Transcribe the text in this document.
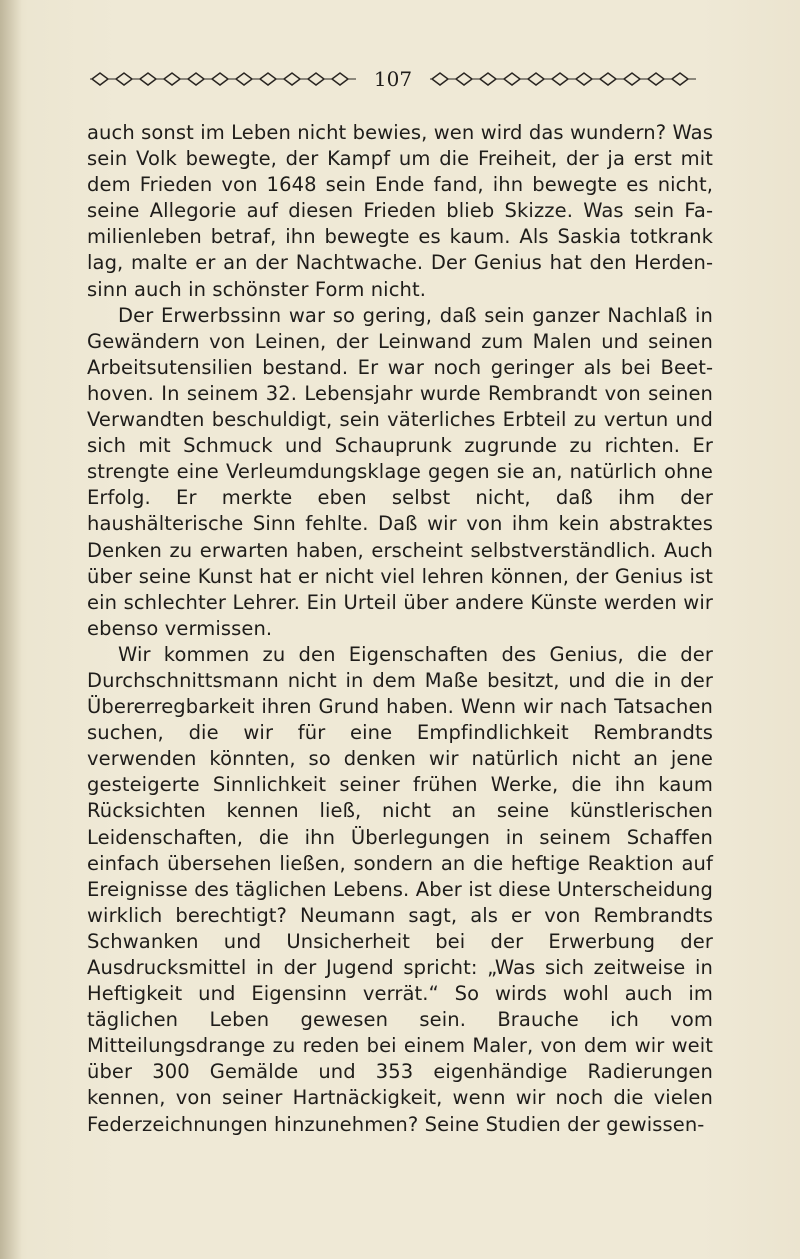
107

auch sonst im Leben nicht bewies, wen wird das wundern? Was sein Volk bewegte, der Kampf um die Freiheit, der ja erst mit dem Frieden von 1648 sein Ende fand, ihn bewegte es nicht, seine Allegorie auf diesen Frieden blieb Skizze. Was sein Familienleben betraf, ihn bewegte es kaum. Als Saskia totkrank lag, malte er an der Nachtwache. Der Genius hat den Herdensinn auch in schönster Form nicht.

Der Erwerbssinn war so gering, daß sein ganzer Nachlaß in Gewändern von Leinen, der Leinwand zum Malen und seinen Arbeitsutensilien bestand. Er war noch geringer als bei Beethoven. In seinem 32. Lebensjahr wurde Rembrandt von seinen Verwandten beschuldigt, sein väterliches Erbteil zu vertun und sich mit Schmuck und Schauprunk zugrunde zu richten. Er strengte eine Verleumdungsklage gegen sie an, natürlich ohne Erfolg. Er merkte eben selbst nicht, daß ihm der haushälterische Sinn fehlte. Daß wir von ihm kein abstraktes Denken zu erwarten haben, erscheint selbstverständlich. Auch über seine Kunst hat er nicht viel lehren können, der Genius ist ein schlechter Lehrer. Ein Urteil über andere Künste werden wir ebenso vermissen.

Wir kommen zu den Eigenschaften des Genius, die der Durchschnittsmann nicht in dem Maße besitzt, und die in der Übererregbarkeit ihren Grund haben. Wenn wir nach Tatsachen suchen, die wir für eine Empfindlichkeit Rembrandts verwenden könnten, so denken wir natürlich nicht an jene gesteigerte Sinnlichkeit seiner frühen Werke, die ihn kaum Rücksichten kennen ließ, nicht an seine künstlerischen Leidenschaften, die ihn Überlegungen in seinem Schaffen einfach übersehen ließen, sondern an die heftige Reaktion auf Ereignisse des täglichen Lebens. Aber ist diese Unterscheidung wirklich berechtigt? Neumann sagt, als er von Rembrandts Schwanken und Unsicherheit bei der Erwerbung der Ausdrucksmittel in der Jugend spricht: „Was sich zeitweise in Heftigkeit und Eigensinn verrät.“ So wirds wohl auch im täglichen Leben gewesen sein. Brauche ich vom Mitteilungsdrange zu reden bei einem Maler, von dem wir weit über 300 Gemälde und 353 eigenhändige Radierungen kennen, von seiner Hartnäckigkeit, wenn wir noch die vielen Federzeichnungen hinzunehmen? Seine Studien der gewissen-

» Requirement:
Reproduce each record above by retyping it exactly; omit all images.

» Completed exercise:
Transcribe the text in this document.
107

auch sonst im Leben nicht bewies, wen wird das wundern? Was sein Volk bewegte, der Kampf um die Freiheit, der ja erst mit dem Frieden von 1648 sein Ende fand, ihn bewegte es nicht, seine Allegorie auf diesen Frieden blieb Skizze. Was sein Familienleben betraf, ihn bewegte es kaum. Als Saskia totkrank lag, malte er an der Nachtwache. Der Genius hat den Herdensinn auch in schönster Form nicht.

Der Erwerbssinn war so gering, daß sein ganzer Nachlaß in Gewändern von Leinen, der Leinwand zum Malen und seinen Arbeitsutensilien bestand. Er war noch geringer als bei Beethoven. In seinem 32. Lebensjahr wurde Rembrandt von seinen Verwandten beschuldigt, sein väterliches Erbteil zu vertun und sich mit Schmuck und Schauprunk zugrunde zu richten. Er strengte eine Verleumdungsklage gegen sie an, natürlich ohne Erfolg. Er merkte eben selbst nicht, daß ihm der haushälterische Sinn fehlte. Daß wir von ihm kein abstraktes Denken zu erwarten haben, erscheint selbstverständlich. Auch über seine Kunst hat er nicht viel lehren können, der Genius ist ein schlechter Lehrer. Ein Urteil über andere Künste werden wir ebenso vermissen.

Wir kommen zu den Eigenschaften des Genius, die der Durchschnittsmann nicht in dem Maße besitzt, und die in der Übererregbarkeit ihren Grund haben. Wenn wir nach Tatsachen suchen, die wir für eine Empfindlichkeit Rembrandts verwenden könnten, so denken wir natürlich nicht an jene gesteigerte Sinnlichkeit seiner frühen Werke, die ihn kaum Rücksichten kennen ließ, nicht an seine künstlerischen Leidenschaften, die ihn Überlegungen in seinem Schaffen einfach übersehen ließen, sondern an die heftige Reaktion auf Ereignisse des täglichen Lebens. Aber ist diese Unterscheidung wirklich berechtigt? Neumann sagt, als er von Rembrandts Schwanken und Unsicherheit bei der Erwerbung der Ausdrucksmittel in der Jugend spricht: „Was sich zeitweise in Heftigkeit und Eigensinn verrät.“ So wirds wohl auch im täglichen Leben gewesen sein. Brauche ich vom Mitteilungsdrange zu reden bei einem Maler, von dem wir weit über 300 Gemälde und 353 eigenhändige Radierungen kennen, von seiner Hartnäckigkeit, wenn wir noch die vielen Federzeichnungen hinzunehmen? Seine Studien der gewissen-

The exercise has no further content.